Task goal:
Go through the records underneath and write each one out again exactly.

(A block of data)
* start *

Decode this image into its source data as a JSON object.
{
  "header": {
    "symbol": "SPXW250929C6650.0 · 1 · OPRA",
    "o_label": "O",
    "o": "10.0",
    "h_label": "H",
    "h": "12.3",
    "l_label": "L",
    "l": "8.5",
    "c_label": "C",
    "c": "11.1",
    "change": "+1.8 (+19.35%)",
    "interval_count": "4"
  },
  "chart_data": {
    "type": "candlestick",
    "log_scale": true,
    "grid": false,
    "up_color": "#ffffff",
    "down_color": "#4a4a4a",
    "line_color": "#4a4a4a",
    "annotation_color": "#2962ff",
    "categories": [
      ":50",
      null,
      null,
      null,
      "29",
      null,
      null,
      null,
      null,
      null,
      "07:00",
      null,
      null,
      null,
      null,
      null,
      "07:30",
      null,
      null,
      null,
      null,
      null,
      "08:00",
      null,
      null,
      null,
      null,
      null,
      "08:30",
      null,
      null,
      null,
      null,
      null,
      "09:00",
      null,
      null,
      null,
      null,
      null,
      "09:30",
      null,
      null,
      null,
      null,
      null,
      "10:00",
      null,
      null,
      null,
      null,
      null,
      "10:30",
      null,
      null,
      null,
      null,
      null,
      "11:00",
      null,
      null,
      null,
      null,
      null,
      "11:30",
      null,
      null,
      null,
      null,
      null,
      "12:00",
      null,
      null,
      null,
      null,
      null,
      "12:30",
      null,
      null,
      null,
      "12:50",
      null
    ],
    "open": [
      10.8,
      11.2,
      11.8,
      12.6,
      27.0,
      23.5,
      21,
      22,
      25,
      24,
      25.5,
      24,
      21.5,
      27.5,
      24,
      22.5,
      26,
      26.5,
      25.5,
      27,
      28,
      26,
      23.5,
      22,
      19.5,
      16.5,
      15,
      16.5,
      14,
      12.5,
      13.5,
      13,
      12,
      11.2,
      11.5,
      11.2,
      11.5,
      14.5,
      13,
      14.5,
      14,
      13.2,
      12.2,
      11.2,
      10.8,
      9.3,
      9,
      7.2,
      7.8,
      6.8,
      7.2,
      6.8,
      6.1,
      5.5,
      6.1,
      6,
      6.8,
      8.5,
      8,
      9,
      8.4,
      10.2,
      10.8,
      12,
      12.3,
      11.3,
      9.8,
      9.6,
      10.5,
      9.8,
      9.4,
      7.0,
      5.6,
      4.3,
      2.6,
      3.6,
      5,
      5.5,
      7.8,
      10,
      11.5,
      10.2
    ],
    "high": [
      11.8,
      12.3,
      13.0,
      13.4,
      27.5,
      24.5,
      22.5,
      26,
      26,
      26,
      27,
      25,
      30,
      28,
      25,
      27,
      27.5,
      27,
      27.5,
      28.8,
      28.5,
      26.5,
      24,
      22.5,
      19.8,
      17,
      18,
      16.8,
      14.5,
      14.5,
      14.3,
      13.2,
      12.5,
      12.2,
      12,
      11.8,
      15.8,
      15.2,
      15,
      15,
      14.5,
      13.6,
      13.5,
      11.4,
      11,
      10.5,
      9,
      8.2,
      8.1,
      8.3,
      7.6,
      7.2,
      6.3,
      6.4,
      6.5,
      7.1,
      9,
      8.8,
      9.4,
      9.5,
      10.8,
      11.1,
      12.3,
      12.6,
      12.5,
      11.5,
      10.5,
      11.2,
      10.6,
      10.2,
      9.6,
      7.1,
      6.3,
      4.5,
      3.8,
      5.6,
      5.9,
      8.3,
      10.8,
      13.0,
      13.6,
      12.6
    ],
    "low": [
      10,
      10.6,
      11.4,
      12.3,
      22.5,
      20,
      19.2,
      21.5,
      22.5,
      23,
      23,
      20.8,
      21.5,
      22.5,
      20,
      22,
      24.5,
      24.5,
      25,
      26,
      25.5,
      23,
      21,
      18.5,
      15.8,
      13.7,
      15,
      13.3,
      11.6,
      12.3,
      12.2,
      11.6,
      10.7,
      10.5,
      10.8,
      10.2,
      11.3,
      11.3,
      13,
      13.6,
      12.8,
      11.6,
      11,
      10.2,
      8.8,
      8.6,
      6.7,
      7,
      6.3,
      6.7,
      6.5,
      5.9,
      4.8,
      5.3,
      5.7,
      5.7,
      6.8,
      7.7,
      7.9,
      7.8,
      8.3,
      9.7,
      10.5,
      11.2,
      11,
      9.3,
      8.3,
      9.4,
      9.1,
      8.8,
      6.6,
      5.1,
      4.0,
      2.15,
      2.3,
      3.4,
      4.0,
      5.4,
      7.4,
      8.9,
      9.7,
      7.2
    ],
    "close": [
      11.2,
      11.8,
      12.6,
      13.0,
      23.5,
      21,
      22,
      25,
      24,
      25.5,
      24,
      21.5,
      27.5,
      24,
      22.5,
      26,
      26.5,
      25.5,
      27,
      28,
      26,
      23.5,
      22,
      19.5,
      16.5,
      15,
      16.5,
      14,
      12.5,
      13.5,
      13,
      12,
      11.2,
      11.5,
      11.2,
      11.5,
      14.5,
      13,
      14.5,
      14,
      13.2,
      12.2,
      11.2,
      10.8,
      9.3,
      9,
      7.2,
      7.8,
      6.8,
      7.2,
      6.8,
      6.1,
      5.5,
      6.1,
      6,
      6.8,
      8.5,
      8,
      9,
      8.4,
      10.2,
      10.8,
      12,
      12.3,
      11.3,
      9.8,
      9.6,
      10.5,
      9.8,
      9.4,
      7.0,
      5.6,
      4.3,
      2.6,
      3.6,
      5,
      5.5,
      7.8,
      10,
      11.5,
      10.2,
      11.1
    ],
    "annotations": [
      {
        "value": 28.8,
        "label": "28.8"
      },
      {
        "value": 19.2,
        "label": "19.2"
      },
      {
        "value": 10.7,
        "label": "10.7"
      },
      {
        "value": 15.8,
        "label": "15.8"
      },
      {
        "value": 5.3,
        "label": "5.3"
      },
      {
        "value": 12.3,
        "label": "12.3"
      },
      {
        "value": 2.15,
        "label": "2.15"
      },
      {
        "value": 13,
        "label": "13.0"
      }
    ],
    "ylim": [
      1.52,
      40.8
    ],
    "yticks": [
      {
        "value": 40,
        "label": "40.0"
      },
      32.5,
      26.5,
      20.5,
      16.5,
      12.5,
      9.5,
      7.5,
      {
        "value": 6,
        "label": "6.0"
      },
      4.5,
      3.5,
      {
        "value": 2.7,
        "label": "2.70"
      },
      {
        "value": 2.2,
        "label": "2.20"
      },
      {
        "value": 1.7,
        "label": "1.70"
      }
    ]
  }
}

* end *

Answer in full:
Decode this image into its source data as a JSON object.
{
  "header": {
    "symbol": "SPXW250929C6650.0 · 1 · OPRA",
    "o_label": "O",
    "o": "10.0",
    "h_label": "H",
    "h": "12.3",
    "l_label": "L",
    "l": "8.5",
    "c_label": "C",
    "c": "11.1",
    "change": "+1.8 (+19.35%)",
    "interval_count": "4"
  },
  "chart_data": {
    "type": "candlestick",
    "log_scale": true,
    "grid": false,
    "up_color": "#ffffff",
    "down_color": "#4a4a4a",
    "line_color": "#4a4a4a",
    "annotation_color": "#2962ff",
    "categories": [
      ":50",
      null,
      null,
      null,
      "29",
      null,
      null,
      null,
      null,
      null,
      "07:00",
      null,
      null,
      null,
      null,
      null,
      "07:30",
      null,
      null,
      null,
      null,
      null,
      "08:00",
      null,
      null,
      null,
      null,
      null,
      "08:30",
      null,
      null,
      null,
      null,
      null,
      "09:00",
      null,
      null,
      null,
      null,
      null,
      "09:30",
      null,
      null,
      null,
      null,
      null,
      "10:00",
      null,
      null,
      null,
      null,
      null,
      "10:30",
      null,
      null,
      null,
      null,
      null,
      "11:00",
      null,
      null,
      null,
      null,
      null,
      "11:30",
      null,
      null,
      null,
      null,
      null,
      "12:00",
      null,
      null,
      null,
      null,
      null,
      "12:30",
      null,
      null,
      null,
      "12:50",
      null
    ],
    "open": [
      10.8,
      11.2,
      11.8,
      12.6,
      27.0,
      23.5,
      21,
      22,
      25,
      24,
      25.5,
      24,
      21.5,
      27.5,
      24,
      22.5,
      26,
      26.5,
      25.5,
      27,
      28,
      26,
      23.5,
      22,
      19.5,
      16.5,
      15,
      16.5,
      14,
      12.5,
      13.5,
      13,
      12,
      11.2,
      11.5,
      11.2,
      11.5,
      14.5,
      13,
      14.5,
      14,
      13.2,
      12.2,
      11.2,
      10.8,
      9.3,
      9,
      7.2,
      7.8,
      6.8,
      7.2,
      6.8,
      6.1,
      5.5,
      6.1,
      6,
      6.8,
      8.5,
      8,
      9,
      8.4,
      10.2,
      10.8,
      12,
      12.3,
      11.3,
      9.8,
      9.6,
      10.5,
      9.8,
      9.4,
      7.0,
      5.6,
      4.3,
      2.6,
      3.6,
      5,
      5.5,
      7.8,
      10,
      11.5,
      10.2
    ],
    "high": [
      11.8,
      12.3,
      13.0,
      13.4,
      27.5,
      24.5,
      22.5,
      26,
      26,
      26,
      27,
      25,
      30,
      28,
      25,
      27,
      27.5,
      27,
      27.5,
      28.8,
      28.5,
      26.5,
      24,
      22.5,
      19.8,
      17,
      18,
      16.8,
      14.5,
      14.5,
      14.3,
      13.2,
      12.5,
      12.2,
      12,
      11.8,
      15.8,
      15.2,
      15,
      15,
      14.5,
      13.6,
      13.5,
      11.4,
      11,
      10.5,
      9,
      8.2,
      8.1,
      8.3,
      7.6,
      7.2,
      6.3,
      6.4,
      6.5,
      7.1,
      9,
      8.8,
      9.4,
      9.5,
      10.8,
      11.1,
      12.3,
      12.6,
      12.5,
      11.5,
      10.5,
      11.2,
      10.6,
      10.2,
      9.6,
      7.1,
      6.3,
      4.5,
      3.8,
      5.6,
      5.9,
      8.3,
      10.8,
      13.0,
      13.6,
      12.6
    ],
    "low": [
      10,
      10.6,
      11.4,
      12.3,
      22.5,
      20,
      19.2,
      21.5,
      22.5,
      23,
      23,
      20.8,
      21.5,
      22.5,
      20,
      22,
      24.5,
      24.5,
      25,
      26,
      25.5,
      23,
      21,
      18.5,
      15.8,
      13.7,
      15,
      13.3,
      11.6,
      12.3,
      12.2,
      11.6,
      10.7,
      10.5,
      10.8,
      10.2,
      11.3,
      11.3,
      13,
      13.6,
      12.8,
      11.6,
      11,
      10.2,
      8.8,
      8.6,
      6.7,
      7,
      6.3,
      6.7,
      6.5,
      5.9,
      4.8,
      5.3,
      5.7,
      5.7,
      6.8,
      7.7,
      7.9,
      7.8,
      8.3,
      9.7,
      10.5,
      11.2,
      11,
      9.3,
      8.3,
      9.4,
      9.1,
      8.8,
      6.6,
      5.1,
      4.0,
      2.15,
      2.3,
      3.4,
      4.0,
      5.4,
      7.4,
      8.9,
      9.7,
      7.2
    ],
    "close": [
      11.2,
      11.8,
      12.6,
      13.0,
      23.5,
      21,
      22,
      25,
      24,
      25.5,
      24,
      21.5,
      27.5,
      24,
      22.5,
      26,
      26.5,
      25.5,
      27,
      28,
      26,
      23.5,
      22,
      19.5,
      16.5,
      15,
      16.5,
      14,
      12.5,
      13.5,
      13,
      12,
      11.2,
      11.5,
      11.2,
      11.5,
      14.5,
      13,
      14.5,
      14,
      13.2,
      12.2,
      11.2,
      10.8,
      9.3,
      9,
      7.2,
      7.8,
      6.8,
      7.2,
      6.8,
      6.1,
      5.5,
      6.1,
      6,
      6.8,
      8.5,
      8,
      9,
      8.4,
      10.2,
      10.8,
      12,
      12.3,
      11.3,
      9.8,
      9.6,
      10.5,
      9.8,
      9.4,
      7.0,
      5.6,
      4.3,
      2.6,
      3.6,
      5,
      5.5,
      7.8,
      10,
      11.5,
      10.2,
      11.1
    ],
    "annotations": [
      {
        "value": 28.8,
        "label": "28.8"
      },
      {
        "value": 19.2,
        "label": "19.2"
      },
      {
        "value": 10.7,
        "label": "10.7"
      },
      {
        "value": 15.8,
        "label": "15.8"
      },
      {
        "value": 5.3,
        "label": "5.3"
      },
      {
        "value": 12.3,
        "label": "12.3"
      },
      {
        "value": 2.15,
        "label": "2.15"
      },
      {
        "value": 13,
        "label": "13.0"
      }
    ],
    "ylim": [
      1.52,
      40.8
    ],
    "yticks": [
      {
        "value": 40,
        "label": "40.0"
      },
      32.5,
      26.5,
      20.5,
      16.5,
      12.5,
      9.5,
      7.5,
      {
        "value": 6,
        "label": "6.0"
      },
      4.5,
      3.5,
      {
        "value": 2.7,
        "label": "2.70"
      },
      {
        "value": 2.2,
        "label": "2.20"
      },
      {
        "value": 1.7,
        "label": "1.70"
      }
    ]
  }
}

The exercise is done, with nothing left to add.